(Saved entries)
===============
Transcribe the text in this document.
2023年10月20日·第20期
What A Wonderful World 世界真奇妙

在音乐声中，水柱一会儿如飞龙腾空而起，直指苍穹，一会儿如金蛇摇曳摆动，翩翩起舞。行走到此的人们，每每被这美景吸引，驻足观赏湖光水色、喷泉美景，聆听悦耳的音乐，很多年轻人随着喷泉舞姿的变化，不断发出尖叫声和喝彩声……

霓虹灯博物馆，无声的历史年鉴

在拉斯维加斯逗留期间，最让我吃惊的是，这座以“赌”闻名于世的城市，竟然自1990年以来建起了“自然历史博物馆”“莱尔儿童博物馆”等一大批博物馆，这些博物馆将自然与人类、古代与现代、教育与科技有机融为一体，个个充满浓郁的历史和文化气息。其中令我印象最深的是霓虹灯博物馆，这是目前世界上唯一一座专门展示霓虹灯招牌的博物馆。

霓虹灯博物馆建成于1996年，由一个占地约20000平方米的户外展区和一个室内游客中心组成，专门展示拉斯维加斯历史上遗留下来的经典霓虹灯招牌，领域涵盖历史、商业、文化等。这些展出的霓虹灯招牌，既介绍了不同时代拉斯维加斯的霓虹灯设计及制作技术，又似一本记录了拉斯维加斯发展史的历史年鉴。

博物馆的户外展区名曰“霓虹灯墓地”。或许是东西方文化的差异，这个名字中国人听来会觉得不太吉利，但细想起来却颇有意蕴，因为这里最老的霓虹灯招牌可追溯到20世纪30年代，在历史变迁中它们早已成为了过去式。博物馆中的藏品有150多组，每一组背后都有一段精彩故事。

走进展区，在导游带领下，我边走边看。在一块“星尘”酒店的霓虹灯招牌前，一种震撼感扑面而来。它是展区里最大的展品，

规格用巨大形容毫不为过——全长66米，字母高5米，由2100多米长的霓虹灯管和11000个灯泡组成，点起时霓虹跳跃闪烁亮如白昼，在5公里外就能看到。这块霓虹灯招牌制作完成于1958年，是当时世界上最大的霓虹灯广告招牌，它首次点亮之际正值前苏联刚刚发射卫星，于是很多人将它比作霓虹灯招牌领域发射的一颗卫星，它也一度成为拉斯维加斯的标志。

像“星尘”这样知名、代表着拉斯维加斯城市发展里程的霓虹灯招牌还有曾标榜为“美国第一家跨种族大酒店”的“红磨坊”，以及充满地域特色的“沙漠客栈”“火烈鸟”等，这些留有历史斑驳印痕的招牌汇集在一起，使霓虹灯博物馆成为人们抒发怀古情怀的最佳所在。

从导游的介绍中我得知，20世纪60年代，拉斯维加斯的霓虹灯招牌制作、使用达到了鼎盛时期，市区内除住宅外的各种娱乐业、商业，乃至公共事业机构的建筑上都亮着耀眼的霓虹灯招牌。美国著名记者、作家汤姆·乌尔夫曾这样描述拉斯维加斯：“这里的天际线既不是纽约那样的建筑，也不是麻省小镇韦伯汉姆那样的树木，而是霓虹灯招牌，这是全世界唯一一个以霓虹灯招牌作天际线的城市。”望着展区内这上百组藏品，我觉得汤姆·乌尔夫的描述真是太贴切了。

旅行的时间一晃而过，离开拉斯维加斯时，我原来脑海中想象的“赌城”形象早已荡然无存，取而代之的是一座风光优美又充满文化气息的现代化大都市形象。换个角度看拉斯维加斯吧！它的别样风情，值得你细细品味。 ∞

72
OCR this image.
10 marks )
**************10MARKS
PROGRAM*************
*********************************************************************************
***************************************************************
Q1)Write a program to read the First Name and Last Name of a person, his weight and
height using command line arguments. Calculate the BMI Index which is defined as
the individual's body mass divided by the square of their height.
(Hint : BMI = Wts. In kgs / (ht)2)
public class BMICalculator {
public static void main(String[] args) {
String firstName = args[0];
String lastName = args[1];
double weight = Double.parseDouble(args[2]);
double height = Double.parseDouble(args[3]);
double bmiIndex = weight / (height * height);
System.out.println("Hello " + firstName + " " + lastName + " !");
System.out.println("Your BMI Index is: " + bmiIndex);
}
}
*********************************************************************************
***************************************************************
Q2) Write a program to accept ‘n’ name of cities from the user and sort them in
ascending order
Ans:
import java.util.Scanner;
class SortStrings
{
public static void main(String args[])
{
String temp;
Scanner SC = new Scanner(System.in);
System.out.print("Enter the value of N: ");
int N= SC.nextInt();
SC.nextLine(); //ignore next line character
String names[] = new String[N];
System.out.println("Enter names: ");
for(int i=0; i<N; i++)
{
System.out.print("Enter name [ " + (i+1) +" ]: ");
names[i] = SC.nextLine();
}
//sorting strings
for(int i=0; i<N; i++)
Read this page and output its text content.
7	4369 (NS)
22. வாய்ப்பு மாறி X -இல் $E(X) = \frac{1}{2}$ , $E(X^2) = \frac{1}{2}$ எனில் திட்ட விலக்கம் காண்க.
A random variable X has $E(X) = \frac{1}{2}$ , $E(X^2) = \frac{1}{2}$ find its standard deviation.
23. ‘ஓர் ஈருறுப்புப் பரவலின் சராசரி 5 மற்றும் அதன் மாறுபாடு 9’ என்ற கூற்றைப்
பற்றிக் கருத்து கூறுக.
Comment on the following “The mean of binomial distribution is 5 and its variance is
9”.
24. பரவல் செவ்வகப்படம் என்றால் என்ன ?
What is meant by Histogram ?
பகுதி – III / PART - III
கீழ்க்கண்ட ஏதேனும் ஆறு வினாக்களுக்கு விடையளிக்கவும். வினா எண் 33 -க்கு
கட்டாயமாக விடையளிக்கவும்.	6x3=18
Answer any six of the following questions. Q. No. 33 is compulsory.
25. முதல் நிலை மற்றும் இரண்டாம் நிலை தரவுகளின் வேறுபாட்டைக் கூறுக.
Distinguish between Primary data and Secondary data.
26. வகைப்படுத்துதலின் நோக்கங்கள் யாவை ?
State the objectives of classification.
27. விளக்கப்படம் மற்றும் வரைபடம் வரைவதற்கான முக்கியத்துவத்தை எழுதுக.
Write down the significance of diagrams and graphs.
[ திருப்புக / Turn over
===============
*What to do*: Your task is to repeat every entry exactly.

*Full response*:
Transcribe the text in this document.
2023年10月20日·第20期
What A Wonderful World 世界真奇妙

在音乐声中，水柱一会儿如飞龙腾空而起，直指苍穹，一会儿如金蛇摇曳摆动，翩翩起舞。行走到此的人们，每每被这美景吸引，驻足观赏湖光水色、喷泉美景，聆听悦耳的音乐，很多年轻人随着喷泉舞姿的变化，不断发出尖叫声和喝彩声……

霓虹灯博物馆，无声的历史年鉴

在拉斯维加斯逗留期间，最让我吃惊的是，这座以“赌”闻名于世的城市，竟然自1990年以来建起了“自然历史博物馆”“莱尔儿童博物馆”等一大批博物馆，这些博物馆将自然与人类、古代与现代、教育与科技有机融为一体，个个充满浓郁的历史和文化气息。其中令我印象最深的是霓虹灯博物馆，这是目前世界上唯一一座专门展示霓虹灯招牌的博物馆。

霓虹灯博物馆建成于1996年，由一个占地约20000平方米的户外展区和一个室内游客中心组成，专门展示拉斯维加斯历史上遗留下来的经典霓虹灯招牌，领域涵盖历史、商业、文化等。这些展出的霓虹灯招牌，既介绍了不同时代拉斯维加斯的霓虹灯设计及制作技术，又似一本记录了拉斯维加斯发展史的历史年鉴。

博物馆的户外展区名曰“霓虹灯墓地”。或许是东西方文化的差异，这个名字中国人听来会觉得不太吉利，但细想起来却颇有意蕴，因为这里最老的霓虹灯招牌可追溯到20世纪30年代，在历史变迁中它们早已成为了过去式。博物馆中的藏品有150多组，每一组背后都有一段精彩故事。

走进展区，在导游带领下，我边走边看。在一块“星尘”酒店的霓虹灯招牌前，一种震撼感扑面而来。它是展区里最大的展品，

规格用巨大形容毫不为过——全长66米，字母高5米，由2100多米长的霓虹灯管和11000个灯泡组成，点起时霓虹跳跃闪烁亮如白昼，在5公里外就能看到。这块霓虹灯招牌制作完成于1958年，是当时世界上最大的霓虹灯广告招牌，它首次点亮之际正值前苏联刚刚发射卫星，于是很多人将它比作霓虹灯招牌领域发射的一颗卫星，它也一度成为拉斯维加斯的标志。

像“星尘”这样知名、代表着拉斯维加斯城市发展里程的霓虹灯招牌还有曾标榜为“美国第一家跨种族大酒店”的“红磨坊”，以及充满地域特色的“沙漠客栈”“火烈鸟”等，这些留有历史斑驳印痕的招牌汇集在一起，使霓虹灯博物馆成为人们抒发怀古情怀的最佳所在。

从导游的介绍中我得知，20世纪60年代，拉斯维加斯的霓虹灯招牌制作、使用达到了鼎盛时期，市区内除住宅外的各种娱乐业、商业，乃至公共事业机构的建筑上都亮着耀眼的霓虹灯招牌。美国著名记者、作家汤姆·乌尔夫曾这样描述拉斯维加斯：“这里的天际线既不是纽约那样的建筑，也不是麻省小镇韦伯汉姆那样的树木，而是霓虹灯招牌，这是全世界唯一一个以霓虹灯招牌作天际线的城市。”望着展区内这上百组藏品，我觉得汤姆·乌尔夫的描述真是太贴切了。

旅行的时间一晃而过，离开拉斯维加斯时，我原来脑海中想象的“赌城”形象早已荡然无存，取而代之的是一座风光优美又充满文化气息的现代化大都市形象。换个角度看拉斯维加斯吧！它的别样风情，值得你细细品味。 ∞

72
OCR this image.
10 marks )
**************10MARKS
PROGRAM*************
*********************************************************************************
***************************************************************
Q1)Write a program to read the First Name and Last Name of a person, his weight and
height using command line arguments. Calculate the BMI Index which is defined as
the individual's body mass divided by the square of their height.
(Hint : BMI = Wts. In kgs / (ht)2)
public class BMICalculator {
public static void main(String[] args) {
String firstName = args[0];
String lastName = args[1];
double weight = Double.parseDouble(args[2]);
double height = Double.parseDouble(args[3]);
double bmiIndex = weight / (height * height);
System.out.println("Hello " + firstName + " " + lastName + " !");
System.out.println("Your BMI Index is: " + bmiIndex);
}
}
*********************************************************************************
***************************************************************
Q2) Write a program to accept ‘n’ name of cities from the user and sort them in
ascending order
Ans:
import java.util.Scanner;
class SortStrings
{
public static void main(String args[])
{
String temp;
Scanner SC = new Scanner(System.in);
System.out.print("Enter the value of N: ");
int N= SC.nextInt();
SC.nextLine(); //ignore next line character
String names[] = new String[N];
System.out.println("Enter names: ");
for(int i=0; i<N; i++)
{
System.out.print("Enter name [ " + (i+1) +" ]: ");
names[i] = SC.nextLine();
}
//sorting strings
for(int i=0; i<N; i++)
Read this page and output its text content.
7	4369 (NS)
22. வாய்ப்பு மாறி X -இல் $E(X) = \frac{1}{2}$ , $E(X^2) = \frac{1}{2}$ எனில் திட்ட விலக்கம் காண்க.
A random variable X has $E(X) = \frac{1}{2}$ , $E(X^2) = \frac{1}{2}$ find its standard deviation.
23. ‘ஓர் ஈருறுப்புப் பரவலின் சராசரி 5 மற்றும் அதன் மாறுபாடு 9’ என்ற கூற்றைப்
பற்றிக் கருத்து கூறுக.
Comment on the following “The mean of binomial distribution is 5 and its variance is
9”.
24. பரவல் செவ்வகப்படம் என்றால் என்ன ?
What is meant by Histogram ?
பகுதி – III / PART - III
கீழ்க்கண்ட ஏதேனும் ஆறு வினாக்களுக்கு விடையளிக்கவும். வினா எண் 33 -க்கு
கட்டாயமாக விடையளிக்கவும்.	6x3=18
Answer any six of the following questions. Q. No. 33 is compulsory.
25. முதல் நிலை மற்றும் இரண்டாம் நிலை தரவுகளின் வேறுபாட்டைக் கூறுக.
Distinguish between Primary data and Secondary data.
26. வகைப்படுத்துதலின் நோக்கங்கள் யாவை ?
State the objectives of classification.
27. விளக்கப்படம் மற்றும் வரைபடம் வரைவதற்கான முக்கியத்துவத்தை எழுதுக.
Write down the significance of diagrams and graphs.
[ திருப்புக / Turn over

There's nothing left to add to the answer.